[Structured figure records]

"""

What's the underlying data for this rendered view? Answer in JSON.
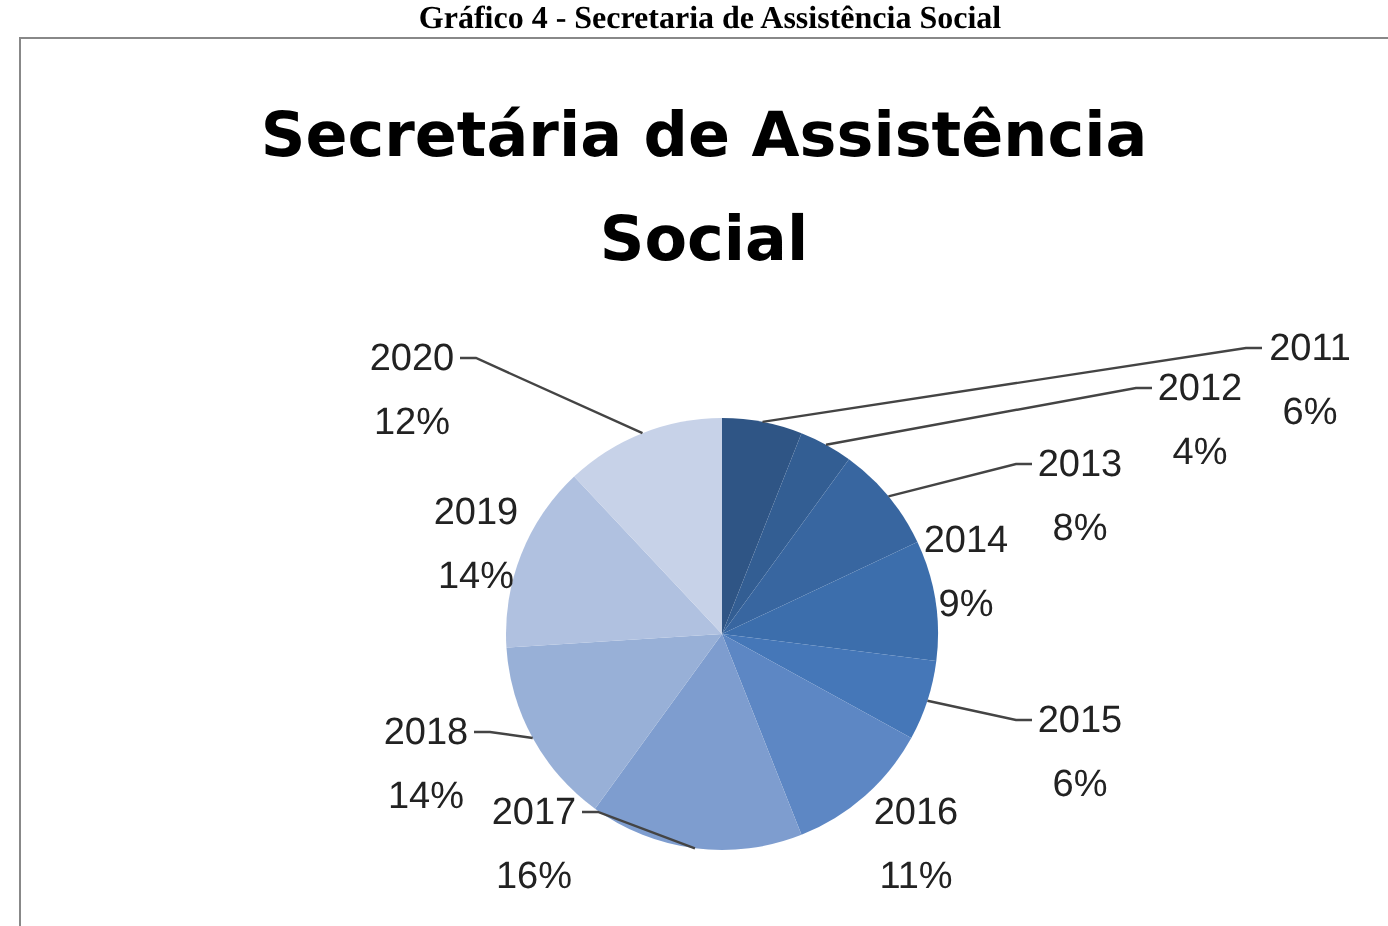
{
  "chart_data": {
    "type": "pie",
    "title": "Secretária de Assistência Social",
    "annotations": [
      "Gráfico 4 - Secretaria de Assistência Social"
    ],
    "categories": [
      "2011",
      "2012",
      "2013",
      "2014",
      "2015",
      "2016",
      "2017",
      "2018",
      "2019",
      "2020"
    ],
    "values": [
      6,
      4,
      8,
      9,
      6,
      11,
      16,
      14,
      14,
      12
    ],
    "colors": [
      "#2f5585",
      "#335e93",
      "#3866a0",
      "#3c6eac",
      "#4577b8",
      "#5d87c4",
      "#7e9dcf",
      "#98b0d7",
      "#b0c1e0",
      "#c7d2e8"
    ],
    "value_labels": [
      "6%",
      "4%",
      "8%",
      "9%",
      "6%",
      "11%",
      "16%",
      "14%",
      "14%",
      "12%"
    ]
  }
}
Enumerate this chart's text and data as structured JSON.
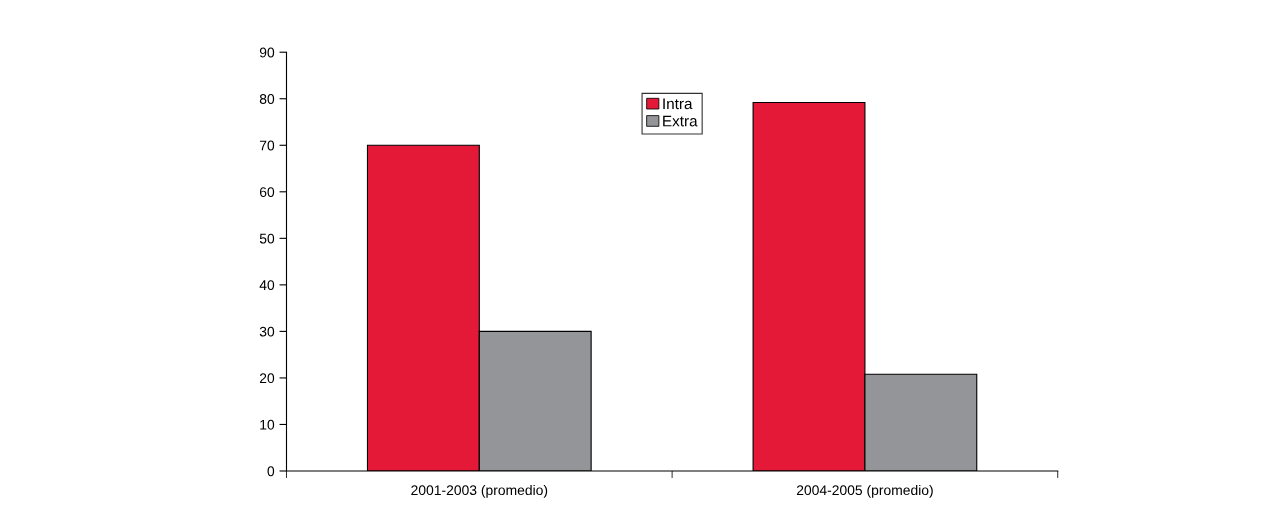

"""

▶ _STATED PROBLEM_
Leave out the pictures and output the rest of the material exactly as written.

▶ _EXPECTED OUTPUT_
What's the underlying data for this rendered view? Answer in JSON.
{
  "chart_data": {
    "type": "pie",
    "title": "Secretária de Assistência Social",
    "annotations": [
      "Gráfico 4 - Secretaria de Assistência Social"
    ],
    "categories": [
      "2011",
      "2012",
      "2013",
      "2014",
      "2015",
      "2016",
      "2017",
      "2018",
      "2019",
      "2020"
    ],
    "values": [
      6,
      4,
      8,
      9,
      6,
      11,
      16,
      14,
      14,
      12
    ],
    "colors": [
      "#2f5585",
      "#335e93",
      "#3866a0",
      "#3c6eac",
      "#4577b8",
      "#5d87c4",
      "#7e9dcf",
      "#98b0d7",
      "#b0c1e0",
      "#c7d2e8"
    ],
    "value_labels": [
      "6%",
      "4%",
      "8%",
      "9%",
      "6%",
      "11%",
      "16%",
      "14%",
      "14%",
      "12%"
    ]
  }
}
Enumerate this chart's text and data as structured JSON.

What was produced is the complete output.